### About this exercise
The lines to find are those in the entries that hold the word "visserligen"; copy every one of them.

### Dataset content

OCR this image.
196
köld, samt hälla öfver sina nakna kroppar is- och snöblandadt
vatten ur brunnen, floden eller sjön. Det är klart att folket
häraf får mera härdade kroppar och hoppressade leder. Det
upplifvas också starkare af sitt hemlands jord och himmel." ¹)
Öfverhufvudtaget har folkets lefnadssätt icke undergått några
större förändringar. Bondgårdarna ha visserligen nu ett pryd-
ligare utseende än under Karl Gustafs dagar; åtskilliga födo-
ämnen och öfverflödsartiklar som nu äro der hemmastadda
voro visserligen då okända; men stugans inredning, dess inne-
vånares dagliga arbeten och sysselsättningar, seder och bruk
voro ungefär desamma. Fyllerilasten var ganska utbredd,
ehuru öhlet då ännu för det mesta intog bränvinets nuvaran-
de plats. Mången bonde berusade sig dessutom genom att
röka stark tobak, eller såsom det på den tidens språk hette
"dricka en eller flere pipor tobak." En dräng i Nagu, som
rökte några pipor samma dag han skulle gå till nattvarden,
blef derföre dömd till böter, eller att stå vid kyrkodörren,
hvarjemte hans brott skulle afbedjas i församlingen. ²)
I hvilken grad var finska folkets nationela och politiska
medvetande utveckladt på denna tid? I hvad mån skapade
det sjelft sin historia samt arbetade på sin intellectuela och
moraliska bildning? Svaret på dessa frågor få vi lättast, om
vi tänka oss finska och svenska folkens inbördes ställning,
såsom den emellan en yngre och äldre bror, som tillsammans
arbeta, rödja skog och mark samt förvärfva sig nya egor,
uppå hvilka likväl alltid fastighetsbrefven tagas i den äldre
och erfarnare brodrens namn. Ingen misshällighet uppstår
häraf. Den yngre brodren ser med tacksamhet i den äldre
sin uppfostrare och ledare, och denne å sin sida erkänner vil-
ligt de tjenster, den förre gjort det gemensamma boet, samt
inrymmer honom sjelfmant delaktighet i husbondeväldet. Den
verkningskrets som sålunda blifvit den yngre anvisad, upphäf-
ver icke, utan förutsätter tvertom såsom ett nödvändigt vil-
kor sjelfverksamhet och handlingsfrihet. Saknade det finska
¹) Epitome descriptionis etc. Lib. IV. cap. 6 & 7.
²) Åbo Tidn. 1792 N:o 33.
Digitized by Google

### Task solution
större förändringar. Bondgårdarna ha visserligen nu ett pryd-
voro visserligen då okända; men stugans inredning, dess inne-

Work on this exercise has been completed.